• Passage for review:
##############################

How we built the SAC Product Score™7.9/10

Form purity25%8.5/10

Micronized creatine monohydrate from generic (non-Creapure) supply — the same form-purity tier as Bulk Supplements and Nutricost. Worth being explicit, because the mistake is common in comparison content: neither the label, nor cellucor.com, nor the Amazon listing claims Creapure. What you get is standard micronized monohydrate under GMP-level purity assurance — a fine, honest form, just without the documented 99.95% purity floor that ON, Thorne, NOW, and MyProtein pay Alzchem for, and at a price that suggests otherwise.

Third-party testing25%7.5/10

GMP-certified facility under the Nutrabolt parent company + brand-level QC. No Informed Sport on selected batches (NOW Sports has this), no NSF Certified for Sport (Thorne has this), no per-batch published COA. Nutrabolt's mass-market manufacturing discipline is the QC floor; the layered third-party programs that the higher-scoring picks carry aren't here.

Per-serving creatine20%9/10

5 g of micronized monohydrate per scoop — the standard trial dose, no fillers, no dextrose padding. The 360 g tub delivers 72 servings (~2.4-month supply at 5 g/day). Loses to the 100-serving and 120-serving tubs from NOW and ON on per-tub volume, but the per-scoop dose math is identical and honest.

##############################

• Tasks and exercises:
[a] Answer these questions about the creatine score breakdown above:
(i) What weight does the third-party testing category carry?
(ii) How many servings does the 360 g tub deliver?
(iii) Which certification does the creatine score breakdown say Thorne has?
[b] Which brands does the creatine score breakdown above name as paying Alzchem for the documented 99.95% purity floor? List all of them.
[c] Does each statement agree with the creatine score breakdown above? Answer yes or no and quote the words that decide it.
(i) The product label claims Creapure.
(ii) Each scoop contains 5 g of micronized monohydrate.
(iii) A COA is published for each batch.

• Excerpted records:
##############################

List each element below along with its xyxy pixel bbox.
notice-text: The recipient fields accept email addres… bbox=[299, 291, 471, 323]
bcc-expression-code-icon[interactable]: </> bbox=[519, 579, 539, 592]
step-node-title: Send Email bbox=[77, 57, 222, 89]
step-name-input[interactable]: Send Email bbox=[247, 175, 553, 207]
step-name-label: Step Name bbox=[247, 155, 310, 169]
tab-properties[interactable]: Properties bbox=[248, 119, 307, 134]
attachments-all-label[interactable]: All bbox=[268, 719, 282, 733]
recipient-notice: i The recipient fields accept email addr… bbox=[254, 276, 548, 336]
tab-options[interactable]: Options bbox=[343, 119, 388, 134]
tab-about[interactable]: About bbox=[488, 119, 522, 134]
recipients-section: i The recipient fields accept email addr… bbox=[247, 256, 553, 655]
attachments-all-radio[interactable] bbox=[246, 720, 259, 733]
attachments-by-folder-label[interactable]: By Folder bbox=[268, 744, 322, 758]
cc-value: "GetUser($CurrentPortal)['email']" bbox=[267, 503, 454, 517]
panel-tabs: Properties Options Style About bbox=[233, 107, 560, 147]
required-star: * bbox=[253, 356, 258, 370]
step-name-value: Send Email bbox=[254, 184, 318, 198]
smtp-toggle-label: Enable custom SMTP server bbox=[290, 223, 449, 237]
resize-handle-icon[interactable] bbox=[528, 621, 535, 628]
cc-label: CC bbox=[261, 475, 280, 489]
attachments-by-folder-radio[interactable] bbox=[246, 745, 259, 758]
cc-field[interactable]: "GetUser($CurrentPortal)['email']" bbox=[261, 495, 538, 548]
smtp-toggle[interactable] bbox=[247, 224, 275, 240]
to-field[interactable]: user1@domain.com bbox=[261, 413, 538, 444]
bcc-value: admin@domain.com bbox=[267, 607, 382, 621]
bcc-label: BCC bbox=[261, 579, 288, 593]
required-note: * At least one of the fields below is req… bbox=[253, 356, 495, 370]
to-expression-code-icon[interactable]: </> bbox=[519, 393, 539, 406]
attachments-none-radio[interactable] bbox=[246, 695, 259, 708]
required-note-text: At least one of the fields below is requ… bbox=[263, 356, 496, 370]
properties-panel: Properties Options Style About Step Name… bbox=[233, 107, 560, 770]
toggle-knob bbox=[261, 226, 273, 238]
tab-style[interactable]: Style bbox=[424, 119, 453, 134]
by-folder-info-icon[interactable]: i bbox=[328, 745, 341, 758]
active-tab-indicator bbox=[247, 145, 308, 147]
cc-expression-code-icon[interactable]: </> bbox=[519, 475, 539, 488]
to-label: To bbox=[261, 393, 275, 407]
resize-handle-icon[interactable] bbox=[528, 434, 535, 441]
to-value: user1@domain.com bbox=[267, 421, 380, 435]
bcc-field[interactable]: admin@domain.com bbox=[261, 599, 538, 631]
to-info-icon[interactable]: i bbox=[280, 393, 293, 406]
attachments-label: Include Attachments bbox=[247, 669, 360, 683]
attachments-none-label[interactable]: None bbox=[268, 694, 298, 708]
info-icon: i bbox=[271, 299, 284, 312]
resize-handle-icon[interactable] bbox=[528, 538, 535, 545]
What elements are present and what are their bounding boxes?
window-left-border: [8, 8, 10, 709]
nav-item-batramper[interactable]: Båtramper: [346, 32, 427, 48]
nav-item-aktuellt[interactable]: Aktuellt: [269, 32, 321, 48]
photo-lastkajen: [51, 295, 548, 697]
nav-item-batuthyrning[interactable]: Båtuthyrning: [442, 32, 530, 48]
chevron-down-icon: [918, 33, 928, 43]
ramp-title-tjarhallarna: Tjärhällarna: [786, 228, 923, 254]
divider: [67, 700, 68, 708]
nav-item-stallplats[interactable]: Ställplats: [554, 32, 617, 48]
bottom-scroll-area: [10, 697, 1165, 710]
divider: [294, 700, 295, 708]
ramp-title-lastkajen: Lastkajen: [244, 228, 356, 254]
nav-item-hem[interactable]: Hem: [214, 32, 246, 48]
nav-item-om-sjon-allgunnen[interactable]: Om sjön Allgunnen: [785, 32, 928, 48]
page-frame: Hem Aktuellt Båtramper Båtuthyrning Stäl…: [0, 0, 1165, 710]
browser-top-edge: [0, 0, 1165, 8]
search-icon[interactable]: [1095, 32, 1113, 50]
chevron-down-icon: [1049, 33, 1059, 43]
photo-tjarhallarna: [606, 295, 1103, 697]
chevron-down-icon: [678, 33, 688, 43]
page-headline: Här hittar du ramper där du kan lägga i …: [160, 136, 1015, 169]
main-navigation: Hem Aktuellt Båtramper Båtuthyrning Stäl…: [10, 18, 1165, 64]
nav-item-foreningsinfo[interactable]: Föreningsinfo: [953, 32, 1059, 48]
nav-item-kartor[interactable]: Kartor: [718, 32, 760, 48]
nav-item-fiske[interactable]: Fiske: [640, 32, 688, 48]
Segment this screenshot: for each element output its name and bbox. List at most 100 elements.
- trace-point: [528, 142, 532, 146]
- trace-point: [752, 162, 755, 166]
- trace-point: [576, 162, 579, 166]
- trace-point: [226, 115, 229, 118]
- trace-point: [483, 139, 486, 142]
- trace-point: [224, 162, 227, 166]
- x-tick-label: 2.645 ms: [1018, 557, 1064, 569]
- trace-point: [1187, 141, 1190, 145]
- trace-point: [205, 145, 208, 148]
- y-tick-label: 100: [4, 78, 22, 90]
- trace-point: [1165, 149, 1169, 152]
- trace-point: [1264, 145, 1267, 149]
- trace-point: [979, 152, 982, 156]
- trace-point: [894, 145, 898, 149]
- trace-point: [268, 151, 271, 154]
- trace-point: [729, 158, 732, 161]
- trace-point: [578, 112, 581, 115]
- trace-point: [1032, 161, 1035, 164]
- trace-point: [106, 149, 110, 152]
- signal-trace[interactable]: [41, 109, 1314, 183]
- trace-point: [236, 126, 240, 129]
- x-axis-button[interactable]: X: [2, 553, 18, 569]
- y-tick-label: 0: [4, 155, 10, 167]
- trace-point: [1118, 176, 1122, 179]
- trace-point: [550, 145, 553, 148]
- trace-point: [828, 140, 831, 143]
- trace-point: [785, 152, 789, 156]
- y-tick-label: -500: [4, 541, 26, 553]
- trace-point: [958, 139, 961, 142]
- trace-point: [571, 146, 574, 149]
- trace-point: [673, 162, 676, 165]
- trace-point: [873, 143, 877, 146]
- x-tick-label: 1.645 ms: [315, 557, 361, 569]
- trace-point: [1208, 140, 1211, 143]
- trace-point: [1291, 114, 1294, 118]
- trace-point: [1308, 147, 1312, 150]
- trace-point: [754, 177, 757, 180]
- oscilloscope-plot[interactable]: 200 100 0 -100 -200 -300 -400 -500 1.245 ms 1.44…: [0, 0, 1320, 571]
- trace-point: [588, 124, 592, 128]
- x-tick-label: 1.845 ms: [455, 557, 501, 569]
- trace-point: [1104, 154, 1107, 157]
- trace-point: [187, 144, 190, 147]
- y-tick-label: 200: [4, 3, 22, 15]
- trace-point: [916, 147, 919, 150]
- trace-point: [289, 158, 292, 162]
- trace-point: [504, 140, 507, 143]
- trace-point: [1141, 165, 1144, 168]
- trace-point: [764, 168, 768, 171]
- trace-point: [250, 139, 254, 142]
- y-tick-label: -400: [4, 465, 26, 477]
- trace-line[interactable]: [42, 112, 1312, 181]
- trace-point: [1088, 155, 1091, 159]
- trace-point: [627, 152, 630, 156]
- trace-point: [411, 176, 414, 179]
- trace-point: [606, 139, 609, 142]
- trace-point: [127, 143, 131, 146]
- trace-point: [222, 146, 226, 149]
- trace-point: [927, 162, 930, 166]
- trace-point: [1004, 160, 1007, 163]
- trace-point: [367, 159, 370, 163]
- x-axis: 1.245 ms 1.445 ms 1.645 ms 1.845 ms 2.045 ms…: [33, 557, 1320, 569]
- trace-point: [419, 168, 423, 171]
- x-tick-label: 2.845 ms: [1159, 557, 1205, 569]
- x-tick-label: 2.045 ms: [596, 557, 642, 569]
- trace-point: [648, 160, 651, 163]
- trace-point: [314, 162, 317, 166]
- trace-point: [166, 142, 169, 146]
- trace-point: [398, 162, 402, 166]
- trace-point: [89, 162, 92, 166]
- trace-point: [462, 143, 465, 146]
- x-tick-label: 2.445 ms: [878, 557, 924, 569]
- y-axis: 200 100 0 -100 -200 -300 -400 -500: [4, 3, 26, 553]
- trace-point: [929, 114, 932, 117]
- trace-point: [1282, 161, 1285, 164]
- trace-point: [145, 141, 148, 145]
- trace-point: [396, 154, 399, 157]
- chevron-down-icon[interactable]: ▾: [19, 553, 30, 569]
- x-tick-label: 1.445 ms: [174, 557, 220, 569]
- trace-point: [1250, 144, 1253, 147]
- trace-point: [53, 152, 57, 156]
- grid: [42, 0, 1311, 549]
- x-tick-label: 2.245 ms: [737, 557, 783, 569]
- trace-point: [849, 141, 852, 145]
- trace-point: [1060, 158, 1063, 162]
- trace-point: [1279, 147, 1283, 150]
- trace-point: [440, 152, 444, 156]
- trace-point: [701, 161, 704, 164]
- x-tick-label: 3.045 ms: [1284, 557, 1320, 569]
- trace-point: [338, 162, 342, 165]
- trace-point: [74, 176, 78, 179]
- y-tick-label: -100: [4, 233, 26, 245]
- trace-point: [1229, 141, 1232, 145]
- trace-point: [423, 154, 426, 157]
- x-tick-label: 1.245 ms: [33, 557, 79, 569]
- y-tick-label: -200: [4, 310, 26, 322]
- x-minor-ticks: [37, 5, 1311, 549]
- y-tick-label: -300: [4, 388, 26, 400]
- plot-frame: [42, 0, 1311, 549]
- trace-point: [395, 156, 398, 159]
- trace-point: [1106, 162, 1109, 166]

##############################

• Outputs by task:
[a]
(i) 25%
(ii) 72 servings
(iii) NSF Certified for Sport

[b] ON, Thorne, NOW, MyProtein

[c]
(i) No: "neither the label, nor cellucor.com, nor the Amazon listing claims Creapure"
(ii) Yes: "5 g of micronized monohydrate per scoop"
(iii) No: "no per-batch published COA"